::: Entries shown
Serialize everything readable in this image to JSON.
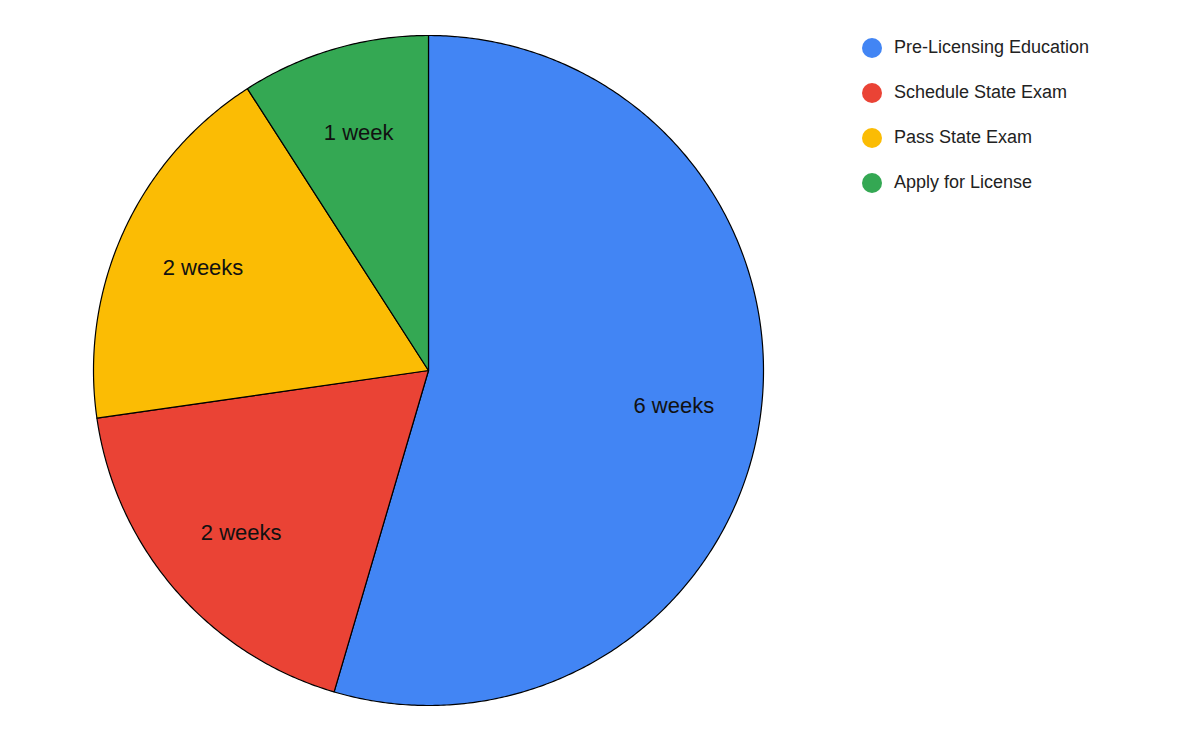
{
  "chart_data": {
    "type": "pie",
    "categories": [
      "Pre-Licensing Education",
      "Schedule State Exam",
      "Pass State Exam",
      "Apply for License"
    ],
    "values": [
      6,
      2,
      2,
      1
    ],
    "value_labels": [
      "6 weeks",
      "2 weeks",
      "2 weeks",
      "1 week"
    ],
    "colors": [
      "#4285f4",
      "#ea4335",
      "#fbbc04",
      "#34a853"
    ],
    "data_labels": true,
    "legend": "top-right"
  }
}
::::::
■ **Directions for this task**:
Copy the records above exactly. The pictures are not part of the copy.

■ **Result of the task**:
Serialize everything readable in this image to JSON.
{
  "chart_data": {
    "type": "pie",
    "categories": [
      "Pre-Licensing Education",
      "Schedule State Exam",
      "Pass State Exam",
      "Apply for License"
    ],
    "values": [
      6,
      2,
      2,
      1
    ],
    "value_labels": [
      "6 weeks",
      "2 weeks",
      "2 weeks",
      "1 week"
    ],
    "colors": [
      "#4285f4",
      "#ea4335",
      "#fbbc04",
      "#34a853"
    ],
    "data_labels": true,
    "legend": "top-right"
  }
}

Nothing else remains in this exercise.